» **Exercise brief**
Show every line where "frac" occurs.

» **Dataset**

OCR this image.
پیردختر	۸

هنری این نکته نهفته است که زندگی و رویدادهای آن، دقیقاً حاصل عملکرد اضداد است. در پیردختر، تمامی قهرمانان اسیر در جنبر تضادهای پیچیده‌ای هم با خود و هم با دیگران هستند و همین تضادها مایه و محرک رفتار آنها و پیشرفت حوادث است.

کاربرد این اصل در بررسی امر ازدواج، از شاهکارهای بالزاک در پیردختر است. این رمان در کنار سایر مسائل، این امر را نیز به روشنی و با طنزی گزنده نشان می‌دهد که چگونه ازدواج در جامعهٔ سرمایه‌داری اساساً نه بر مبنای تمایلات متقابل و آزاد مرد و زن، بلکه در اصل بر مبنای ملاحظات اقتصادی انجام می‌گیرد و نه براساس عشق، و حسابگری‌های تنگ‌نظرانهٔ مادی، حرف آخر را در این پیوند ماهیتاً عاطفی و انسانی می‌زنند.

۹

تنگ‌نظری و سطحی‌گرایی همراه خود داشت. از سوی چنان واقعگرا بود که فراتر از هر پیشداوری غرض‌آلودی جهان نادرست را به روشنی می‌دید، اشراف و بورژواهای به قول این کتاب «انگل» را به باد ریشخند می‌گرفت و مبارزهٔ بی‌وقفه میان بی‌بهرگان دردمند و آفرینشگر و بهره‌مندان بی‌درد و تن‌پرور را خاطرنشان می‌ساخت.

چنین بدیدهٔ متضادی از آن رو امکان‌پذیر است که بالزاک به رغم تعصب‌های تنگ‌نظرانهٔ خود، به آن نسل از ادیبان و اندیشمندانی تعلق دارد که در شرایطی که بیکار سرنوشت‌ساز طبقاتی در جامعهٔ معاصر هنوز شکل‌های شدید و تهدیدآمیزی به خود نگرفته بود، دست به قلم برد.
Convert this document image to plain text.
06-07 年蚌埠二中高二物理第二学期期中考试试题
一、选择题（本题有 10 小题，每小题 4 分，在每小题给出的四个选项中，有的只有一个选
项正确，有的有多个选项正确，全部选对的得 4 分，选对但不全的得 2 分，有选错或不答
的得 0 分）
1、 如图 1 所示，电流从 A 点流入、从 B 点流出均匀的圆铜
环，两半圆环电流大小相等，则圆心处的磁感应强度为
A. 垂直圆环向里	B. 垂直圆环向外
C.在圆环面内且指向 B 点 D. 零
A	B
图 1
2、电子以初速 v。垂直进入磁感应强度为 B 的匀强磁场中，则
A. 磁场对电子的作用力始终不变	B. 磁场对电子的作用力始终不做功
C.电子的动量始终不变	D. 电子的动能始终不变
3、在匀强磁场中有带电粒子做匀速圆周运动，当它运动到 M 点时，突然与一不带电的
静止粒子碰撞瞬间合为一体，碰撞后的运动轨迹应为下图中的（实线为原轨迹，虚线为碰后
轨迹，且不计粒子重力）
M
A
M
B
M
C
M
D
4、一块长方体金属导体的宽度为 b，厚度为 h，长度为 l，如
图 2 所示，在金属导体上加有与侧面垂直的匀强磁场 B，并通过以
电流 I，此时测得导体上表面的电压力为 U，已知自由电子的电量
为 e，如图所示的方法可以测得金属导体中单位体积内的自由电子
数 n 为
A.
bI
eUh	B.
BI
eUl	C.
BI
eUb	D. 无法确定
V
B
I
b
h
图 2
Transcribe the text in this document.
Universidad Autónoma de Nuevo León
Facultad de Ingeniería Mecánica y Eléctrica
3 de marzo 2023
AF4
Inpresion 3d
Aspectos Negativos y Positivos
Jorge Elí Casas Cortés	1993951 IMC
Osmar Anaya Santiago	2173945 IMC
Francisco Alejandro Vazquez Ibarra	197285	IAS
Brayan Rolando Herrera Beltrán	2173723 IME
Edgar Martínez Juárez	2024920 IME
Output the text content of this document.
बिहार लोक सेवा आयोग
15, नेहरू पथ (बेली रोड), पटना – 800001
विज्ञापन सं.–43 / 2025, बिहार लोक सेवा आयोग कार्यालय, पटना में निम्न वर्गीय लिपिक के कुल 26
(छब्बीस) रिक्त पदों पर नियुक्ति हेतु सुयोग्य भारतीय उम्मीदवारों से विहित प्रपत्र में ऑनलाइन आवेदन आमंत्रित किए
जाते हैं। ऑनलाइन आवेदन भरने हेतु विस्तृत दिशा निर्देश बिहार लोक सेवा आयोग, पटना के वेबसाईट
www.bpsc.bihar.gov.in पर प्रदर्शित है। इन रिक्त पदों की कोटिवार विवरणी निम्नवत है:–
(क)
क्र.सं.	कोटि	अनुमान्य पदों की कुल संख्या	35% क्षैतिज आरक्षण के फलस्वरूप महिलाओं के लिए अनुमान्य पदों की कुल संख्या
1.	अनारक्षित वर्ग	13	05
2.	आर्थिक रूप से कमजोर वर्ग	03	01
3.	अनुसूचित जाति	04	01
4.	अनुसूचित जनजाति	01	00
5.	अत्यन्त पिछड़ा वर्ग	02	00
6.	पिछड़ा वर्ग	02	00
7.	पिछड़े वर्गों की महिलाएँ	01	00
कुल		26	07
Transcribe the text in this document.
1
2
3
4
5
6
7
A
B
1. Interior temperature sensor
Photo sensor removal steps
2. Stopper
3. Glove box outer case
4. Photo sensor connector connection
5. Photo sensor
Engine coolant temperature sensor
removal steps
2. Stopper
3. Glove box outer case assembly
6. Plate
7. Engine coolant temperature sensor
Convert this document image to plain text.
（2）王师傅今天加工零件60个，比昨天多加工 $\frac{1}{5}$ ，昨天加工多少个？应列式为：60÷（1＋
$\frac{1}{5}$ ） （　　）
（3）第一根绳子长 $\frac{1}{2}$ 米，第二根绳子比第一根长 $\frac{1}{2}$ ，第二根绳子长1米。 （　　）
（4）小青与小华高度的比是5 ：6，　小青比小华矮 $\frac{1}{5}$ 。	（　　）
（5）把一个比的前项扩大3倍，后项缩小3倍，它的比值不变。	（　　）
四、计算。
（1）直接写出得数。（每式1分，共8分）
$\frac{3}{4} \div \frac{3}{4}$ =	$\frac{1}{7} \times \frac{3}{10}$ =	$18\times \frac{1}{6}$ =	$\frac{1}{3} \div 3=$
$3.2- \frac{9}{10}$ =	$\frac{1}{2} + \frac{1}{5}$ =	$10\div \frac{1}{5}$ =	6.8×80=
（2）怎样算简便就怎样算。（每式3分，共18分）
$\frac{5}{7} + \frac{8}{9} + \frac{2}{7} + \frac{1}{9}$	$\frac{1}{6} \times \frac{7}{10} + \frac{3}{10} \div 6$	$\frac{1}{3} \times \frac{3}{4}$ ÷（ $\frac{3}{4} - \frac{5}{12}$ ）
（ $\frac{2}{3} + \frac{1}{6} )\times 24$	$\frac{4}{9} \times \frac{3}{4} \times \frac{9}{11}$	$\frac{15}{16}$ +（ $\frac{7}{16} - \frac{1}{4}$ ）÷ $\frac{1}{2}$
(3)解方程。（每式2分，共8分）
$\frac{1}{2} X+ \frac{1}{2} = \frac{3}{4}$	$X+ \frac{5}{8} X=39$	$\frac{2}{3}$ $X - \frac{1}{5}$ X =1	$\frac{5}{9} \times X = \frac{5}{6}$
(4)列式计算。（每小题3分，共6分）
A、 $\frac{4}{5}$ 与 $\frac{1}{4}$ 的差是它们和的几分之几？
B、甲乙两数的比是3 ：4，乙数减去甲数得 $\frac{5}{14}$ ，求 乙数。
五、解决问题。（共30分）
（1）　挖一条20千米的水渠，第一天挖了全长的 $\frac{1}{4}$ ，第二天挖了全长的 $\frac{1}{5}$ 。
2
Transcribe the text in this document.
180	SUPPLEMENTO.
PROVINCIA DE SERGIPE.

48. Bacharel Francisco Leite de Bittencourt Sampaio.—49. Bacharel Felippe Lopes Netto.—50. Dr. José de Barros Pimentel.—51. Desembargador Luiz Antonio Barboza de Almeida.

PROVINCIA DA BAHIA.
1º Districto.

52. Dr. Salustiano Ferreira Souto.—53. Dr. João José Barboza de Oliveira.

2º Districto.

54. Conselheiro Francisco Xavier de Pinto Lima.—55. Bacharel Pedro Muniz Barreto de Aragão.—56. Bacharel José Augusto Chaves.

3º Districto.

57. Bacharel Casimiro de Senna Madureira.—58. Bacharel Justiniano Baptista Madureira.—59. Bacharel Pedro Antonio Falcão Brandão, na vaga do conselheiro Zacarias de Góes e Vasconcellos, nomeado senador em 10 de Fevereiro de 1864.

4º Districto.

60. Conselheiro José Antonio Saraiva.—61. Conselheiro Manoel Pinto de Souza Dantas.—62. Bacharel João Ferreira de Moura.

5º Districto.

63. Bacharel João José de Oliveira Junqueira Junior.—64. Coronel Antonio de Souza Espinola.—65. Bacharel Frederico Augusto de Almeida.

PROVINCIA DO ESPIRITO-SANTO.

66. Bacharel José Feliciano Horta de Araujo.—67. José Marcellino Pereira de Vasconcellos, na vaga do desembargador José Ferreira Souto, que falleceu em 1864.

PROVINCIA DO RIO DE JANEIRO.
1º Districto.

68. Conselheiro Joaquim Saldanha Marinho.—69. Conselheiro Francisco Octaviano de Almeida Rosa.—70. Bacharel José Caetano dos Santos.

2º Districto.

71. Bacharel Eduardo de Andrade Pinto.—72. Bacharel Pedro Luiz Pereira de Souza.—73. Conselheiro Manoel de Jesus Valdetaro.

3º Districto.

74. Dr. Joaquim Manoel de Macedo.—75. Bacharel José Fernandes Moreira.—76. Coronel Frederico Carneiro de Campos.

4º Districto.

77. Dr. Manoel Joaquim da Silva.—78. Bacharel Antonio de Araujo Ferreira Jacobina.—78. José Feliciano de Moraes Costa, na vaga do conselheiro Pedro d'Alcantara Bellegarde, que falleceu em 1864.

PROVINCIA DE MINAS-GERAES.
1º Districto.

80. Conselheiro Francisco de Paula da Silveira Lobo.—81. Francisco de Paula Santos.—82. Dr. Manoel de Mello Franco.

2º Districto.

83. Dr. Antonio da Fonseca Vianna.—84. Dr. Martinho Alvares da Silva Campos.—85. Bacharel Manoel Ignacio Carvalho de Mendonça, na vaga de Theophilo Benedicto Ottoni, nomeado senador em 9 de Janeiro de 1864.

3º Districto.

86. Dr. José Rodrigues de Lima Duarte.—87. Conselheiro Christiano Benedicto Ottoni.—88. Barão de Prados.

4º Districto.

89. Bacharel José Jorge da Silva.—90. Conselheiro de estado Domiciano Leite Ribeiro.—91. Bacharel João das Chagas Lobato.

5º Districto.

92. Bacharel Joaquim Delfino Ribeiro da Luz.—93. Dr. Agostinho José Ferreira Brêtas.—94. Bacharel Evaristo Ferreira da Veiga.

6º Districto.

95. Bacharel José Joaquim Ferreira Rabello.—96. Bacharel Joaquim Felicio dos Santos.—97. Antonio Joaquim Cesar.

» **The response**
（2）王师傅今天加工零件60个，比昨天多加工 $\frac{1}{5}$ ，昨天加工多少个？应列式为：60÷（1＋
$\frac{1}{5}$ ） （　　）
（3）第一根绳子长 $\frac{1}{2}$ 米，第二根绳子比第一根长 $\frac{1}{2}$ ，第二根绳子长1米。 （　　）
（4）小青与小华高度的比是5 ：6，　小青比小华矮 $\frac{1}{5}$ 。	（　　）
$\frac{3}{4} \div \frac{3}{4}$ =	$\frac{1}{7} \times \frac{3}{10}$ =	$18\times \frac{1}{6}$ =	$\frac{1}{3} \div 3=$
$3.2- \frac{9}{10}$ =	$\frac{1}{2} + \frac{1}{5}$ =	$10\div \frac{1}{5}$ =	6.8×80=
$\frac{5}{7} + \frac{8}{9} + \frac{2}{7} + \frac{1}{9}$	$\frac{1}{6} \times \frac{7}{10} + \frac{3}{10} \div 6$	$\frac{1}{3} \times \frac{3}{4}$ ÷（ $\frac{3}{4} - \frac{5}{12}$ ）
（ $\frac{2}{3} + \frac{1}{6} )\times 24$	$\frac{4}{9} \times \frac{3}{4} \times \frac{9}{11}$	$\frac{15}{16}$ +（ $\frac{7}{16} - \frac{1}{4}$ ）÷ $\frac{1}{2}$
$\frac{1}{2} X+ \frac{1}{2} = \frac{3}{4}$	$X+ \frac{5}{8} X=39$	$\frac{2}{3}$ $X - \frac{1}{5}$ X =1	$\frac{5}{9} \times X = \frac{5}{6}$
A、 $\frac{4}{5}$ 与 $\frac{1}{4}$ 的差是它们和的几分之几？
B、甲乙两数的比是3 ：4，乙数减去甲数得 $\frac{5}{14}$ ，求 乙数。
（1）　挖一条20千米的水渠，第一天挖了全长的 $\frac{1}{4}$ ，第二天挖了全长的 $\frac{1}{5}$ 。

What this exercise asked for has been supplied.